▶ Do this
What follows is a block of records; reproduce all of it verbatim.

— Start of Available records —

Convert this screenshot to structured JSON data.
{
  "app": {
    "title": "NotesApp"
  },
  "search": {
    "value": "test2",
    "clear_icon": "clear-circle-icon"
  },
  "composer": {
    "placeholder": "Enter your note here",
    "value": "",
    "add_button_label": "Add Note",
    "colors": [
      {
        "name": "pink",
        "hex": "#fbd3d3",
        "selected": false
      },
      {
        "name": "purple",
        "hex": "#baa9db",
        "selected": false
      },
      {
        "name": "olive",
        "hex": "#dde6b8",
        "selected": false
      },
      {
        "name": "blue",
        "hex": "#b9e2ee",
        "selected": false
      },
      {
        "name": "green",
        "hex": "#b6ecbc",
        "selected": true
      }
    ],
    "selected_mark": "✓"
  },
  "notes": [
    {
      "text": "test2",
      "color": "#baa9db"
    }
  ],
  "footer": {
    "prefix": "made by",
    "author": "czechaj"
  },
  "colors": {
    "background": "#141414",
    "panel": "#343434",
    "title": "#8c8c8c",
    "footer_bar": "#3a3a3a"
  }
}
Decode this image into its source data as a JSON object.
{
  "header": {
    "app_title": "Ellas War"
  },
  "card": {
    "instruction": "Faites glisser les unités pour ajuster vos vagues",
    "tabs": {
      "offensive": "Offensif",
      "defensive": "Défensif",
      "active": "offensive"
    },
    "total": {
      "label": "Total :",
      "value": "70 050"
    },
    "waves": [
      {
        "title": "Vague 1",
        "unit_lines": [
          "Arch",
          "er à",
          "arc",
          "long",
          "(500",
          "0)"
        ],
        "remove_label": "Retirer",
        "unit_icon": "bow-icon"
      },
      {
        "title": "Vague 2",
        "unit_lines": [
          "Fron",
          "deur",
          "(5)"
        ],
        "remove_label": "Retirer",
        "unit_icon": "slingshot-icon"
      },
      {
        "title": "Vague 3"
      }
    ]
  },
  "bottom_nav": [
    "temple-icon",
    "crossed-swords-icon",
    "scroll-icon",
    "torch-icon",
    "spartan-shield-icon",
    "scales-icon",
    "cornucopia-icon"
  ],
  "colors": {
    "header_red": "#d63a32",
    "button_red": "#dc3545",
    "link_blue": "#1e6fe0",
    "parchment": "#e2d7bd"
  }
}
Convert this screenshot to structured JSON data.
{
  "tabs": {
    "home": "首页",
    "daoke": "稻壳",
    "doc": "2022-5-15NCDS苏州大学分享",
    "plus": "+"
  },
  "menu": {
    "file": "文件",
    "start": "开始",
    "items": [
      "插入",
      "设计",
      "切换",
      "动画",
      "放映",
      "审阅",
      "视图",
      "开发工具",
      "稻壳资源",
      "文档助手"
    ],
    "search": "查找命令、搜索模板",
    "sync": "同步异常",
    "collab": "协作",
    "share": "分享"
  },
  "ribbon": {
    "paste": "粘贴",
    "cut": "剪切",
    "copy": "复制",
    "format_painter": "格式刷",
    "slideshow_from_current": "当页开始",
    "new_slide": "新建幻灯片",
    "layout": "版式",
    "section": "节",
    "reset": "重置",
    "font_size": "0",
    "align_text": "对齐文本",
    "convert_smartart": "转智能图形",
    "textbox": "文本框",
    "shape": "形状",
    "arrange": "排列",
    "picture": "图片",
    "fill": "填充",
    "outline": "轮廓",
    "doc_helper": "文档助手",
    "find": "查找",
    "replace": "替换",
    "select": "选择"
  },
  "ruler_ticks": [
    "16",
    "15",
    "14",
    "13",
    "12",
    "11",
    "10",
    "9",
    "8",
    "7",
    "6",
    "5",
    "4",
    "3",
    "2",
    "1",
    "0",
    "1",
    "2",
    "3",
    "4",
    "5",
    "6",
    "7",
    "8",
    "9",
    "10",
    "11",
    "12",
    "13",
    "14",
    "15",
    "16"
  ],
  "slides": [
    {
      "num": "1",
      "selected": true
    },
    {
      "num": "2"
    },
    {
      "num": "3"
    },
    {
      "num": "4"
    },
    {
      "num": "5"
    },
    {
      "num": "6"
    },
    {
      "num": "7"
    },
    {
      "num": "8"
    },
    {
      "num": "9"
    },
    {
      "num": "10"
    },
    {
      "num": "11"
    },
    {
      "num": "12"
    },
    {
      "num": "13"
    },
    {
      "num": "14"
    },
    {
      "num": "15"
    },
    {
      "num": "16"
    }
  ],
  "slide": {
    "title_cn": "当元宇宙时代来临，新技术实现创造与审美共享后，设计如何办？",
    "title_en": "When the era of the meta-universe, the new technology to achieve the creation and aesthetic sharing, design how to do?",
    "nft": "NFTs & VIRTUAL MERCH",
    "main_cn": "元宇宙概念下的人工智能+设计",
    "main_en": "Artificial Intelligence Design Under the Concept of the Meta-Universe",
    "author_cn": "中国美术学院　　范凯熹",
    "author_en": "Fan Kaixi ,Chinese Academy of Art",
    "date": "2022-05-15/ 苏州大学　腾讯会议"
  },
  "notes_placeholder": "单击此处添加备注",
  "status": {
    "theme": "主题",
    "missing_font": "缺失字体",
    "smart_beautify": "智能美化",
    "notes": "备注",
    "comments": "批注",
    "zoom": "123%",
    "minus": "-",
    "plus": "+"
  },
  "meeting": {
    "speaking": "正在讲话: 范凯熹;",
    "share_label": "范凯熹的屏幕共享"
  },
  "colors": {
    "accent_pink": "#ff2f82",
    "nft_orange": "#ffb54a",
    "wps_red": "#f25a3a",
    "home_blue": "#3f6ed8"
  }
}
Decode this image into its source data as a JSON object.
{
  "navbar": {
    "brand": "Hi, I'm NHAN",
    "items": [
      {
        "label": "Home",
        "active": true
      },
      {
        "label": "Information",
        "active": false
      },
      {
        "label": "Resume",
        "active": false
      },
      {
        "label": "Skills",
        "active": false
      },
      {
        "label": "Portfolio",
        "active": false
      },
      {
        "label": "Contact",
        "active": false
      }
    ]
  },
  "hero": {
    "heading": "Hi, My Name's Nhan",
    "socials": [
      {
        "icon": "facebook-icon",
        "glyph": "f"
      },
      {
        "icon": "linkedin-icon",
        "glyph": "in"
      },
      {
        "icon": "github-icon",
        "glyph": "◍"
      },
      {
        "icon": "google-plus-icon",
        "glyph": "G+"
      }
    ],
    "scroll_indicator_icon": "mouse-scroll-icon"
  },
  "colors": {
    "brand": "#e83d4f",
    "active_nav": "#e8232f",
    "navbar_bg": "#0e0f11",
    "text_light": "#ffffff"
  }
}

— End of Available records —

▶ Answer to this problem
Convert this screenshot to structured JSON data.
{
  "app": {
    "title": "NotesApp"
  },
  "search": {
    "value": "test2",
    "clear_icon": "clear-circle-icon"
  },
  "composer": {
    "placeholder": "Enter your note here",
    "value": "",
    "add_button_label": "Add Note",
    "colors": [
      {
        "name": "pink",
        "hex": "#fbd3d3",
        "selected": false
      },
      {
        "name": "purple",
        "hex": "#baa9db",
        "selected": false
      },
      {
        "name": "olive",
        "hex": "#dde6b8",
        "selected": false
      },
      {
        "name": "blue",
        "hex": "#b9e2ee",
        "selected": false
      },
      {
        "name": "green",
        "hex": "#b6ecbc",
        "selected": true
      }
    ],
    "selected_mark": "✓"
  },
  "notes": [
    {
      "text": "test2",
      "color": "#baa9db"
    }
  ],
  "footer": {
    "prefix": "made by",
    "author": "czechaj"
  },
  "colors": {
    "background": "#141414",
    "panel": "#343434",
    "title": "#8c8c8c",
    "footer_bar": "#3a3a3a"
  }
}
Decode this image into its source data as a JSON object.
{
  "header": {
    "app_title": "Ellas War"
  },
  "card": {
    "instruction": "Faites glisser les unités pour ajuster vos vagues",
    "tabs": {
      "offensive": "Offensif",
      "defensive": "Défensif",
      "active": "offensive"
    },
    "total": {
      "label": "Total :",
      "value": "70 050"
    },
    "waves": [
      {
        "title": "Vague 1",
        "unit_lines": [
          "Arch",
          "er à",
          "arc",
          "long",
          "(500",
          "0)"
        ],
        "remove_label": "Retirer",
        "unit_icon": "bow-icon"
      },
      {
        "title": "Vague 2",
        "unit_lines": [
          "Fron",
          "deur",
          "(5)"
        ],
        "remove_label": "Retirer",
        "unit_icon": "slingshot-icon"
      },
      {
        "title": "Vague 3"
      }
    ]
  },
  "bottom_nav": [
    "temple-icon",
    "crossed-swords-icon",
    "scroll-icon",
    "torch-icon",
    "spartan-shield-icon",
    "scales-icon",
    "cornucopia-icon"
  ],
  "colors": {
    "header_red": "#d63a32",
    "button_red": "#dc3545",
    "link_blue": "#1e6fe0",
    "parchment": "#e2d7bd"
  }
}
Convert this screenshot to structured JSON data.
{
  "tabs": {
    "home": "首页",
    "daoke": "稻壳",
    "doc": "2022-5-15NCDS苏州大学分享",
    "plus": "+"
  },
  "menu": {
    "file": "文件",
    "start": "开始",
    "items": [
      "插入",
      "设计",
      "切换",
      "动画",
      "放映",
      "审阅",
      "视图",
      "开发工具",
      "稻壳资源",
      "文档助手"
    ],
    "search": "查找命令、搜索模板",
    "sync": "同步异常",
    "collab": "协作",
    "share": "分享"
  },
  "ribbon": {
    "paste": "粘贴",
    "cut": "剪切",
    "copy": "复制",
    "format_painter": "格式刷",
    "slideshow_from_current": "当页开始",
    "new_slide": "新建幻灯片",
    "layout": "版式",
    "section": "节",
    "reset": "重置",
    "font_size": "0",
    "align_text": "对齐文本",
    "convert_smartart": "转智能图形",
    "textbox": "文本框",
    "shape": "形状",
    "arrange": "排列",
    "picture": "图片",
    "fill": "填充",
    "outline": "轮廓",
    "doc_helper": "文档助手",
    "find": "查找",
    "replace": "替换",
    "select": "选择"
  },
  "ruler_ticks": [
    "16",
    "15",
    "14",
    "13",
    "12",
    "11",
    "10",
    "9",
    "8",
    "7",
    "6",
    "5",
    "4",
    "3",
    "2",
    "1",
    "0",
    "1",
    "2",
    "3",
    "4",
    "5",
    "6",
    "7",
    "8",
    "9",
    "10",
    "11",
    "12",
    "13",
    "14",
    "15",
    "16"
  ],
  "slides": [
    {
      "num": "1",
      "selected": true
    },
    {
      "num": "2"
    },
    {
      "num": "3"
    },
    {
      "num": "4"
    },
    {
      "num": "5"
    },
    {
      "num": "6"
    },
    {
      "num": "7"
    },
    {
      "num": "8"
    },
    {
      "num": "9"
    },
    {
      "num": "10"
    },
    {
      "num": "11"
    },
    {
      "num": "12"
    },
    {
      "num": "13"
    },
    {
      "num": "14"
    },
    {
      "num": "15"
    },
    {
      "num": "16"
    }
  ],
  "slide": {
    "title_cn": "当元宇宙时代来临，新技术实现创造与审美共享后，设计如何办？",
    "title_en": "When the era of the meta-universe, the new technology to achieve the creation and aesthetic sharing, design how to do?",
    "nft": "NFTs & VIRTUAL MERCH",
    "main_cn": "元宇宙概念下的人工智能+设计",
    "main_en": "Artificial Intelligence Design Under the Concept of the Meta-Universe",
    "author_cn": "中国美术学院　　范凯熹",
    "author_en": "Fan Kaixi ,Chinese Academy of Art",
    "date": "2022-05-15/ 苏州大学　腾讯会议"
  },
  "notes_placeholder": "单击此处添加备注",
  "status": {
    "theme": "主题",
    "missing_font": "缺失字体",
    "smart_beautify": "智能美化",
    "notes": "备注",
    "comments": "批注",
    "zoom": "123%",
    "minus": "-",
    "plus": "+"
  },
  "meeting": {
    "speaking": "正在讲话: 范凯熹;",
    "share_label": "范凯熹的屏幕共享"
  },
  "colors": {
    "accent_pink": "#ff2f82",
    "nft_orange": "#ffb54a",
    "wps_red": "#f25a3a",
    "home_blue": "#3f6ed8"
  }
}
Decode this image into its source data as a JSON object.
{
  "navbar": {
    "brand": "Hi, I'm NHAN",
    "items": [
      {
        "label": "Home",
        "active": true
      },
      {
        "label": "Information",
        "active": false
      },
      {
        "label": "Resume",
        "active": false
      },
      {
        "label": "Skills",
        "active": false
      },
      {
        "label": "Portfolio",
        "active": false
      },
      {
        "label": "Contact",
        "active": false
      }
    ]
  },
  "hero": {
    "heading": "Hi, My Name's Nhan",
    "socials": [
      {
        "icon": "facebook-icon",
        "glyph": "f"
      },
      {
        "icon": "linkedin-icon",
        "glyph": "in"
      },
      {
        "icon": "github-icon",
        "glyph": "◍"
      },
      {
        "icon": "google-plus-icon",
        "glyph": "G+"
      }
    ],
    "scroll_indicator_icon": "mouse-scroll-icon"
  },
  "colors": {
    "brand": "#e83d4f",
    "active_nav": "#e8232f",
    "navbar_bg": "#0e0f11",
    "text_light": "#ffffff"
  }
}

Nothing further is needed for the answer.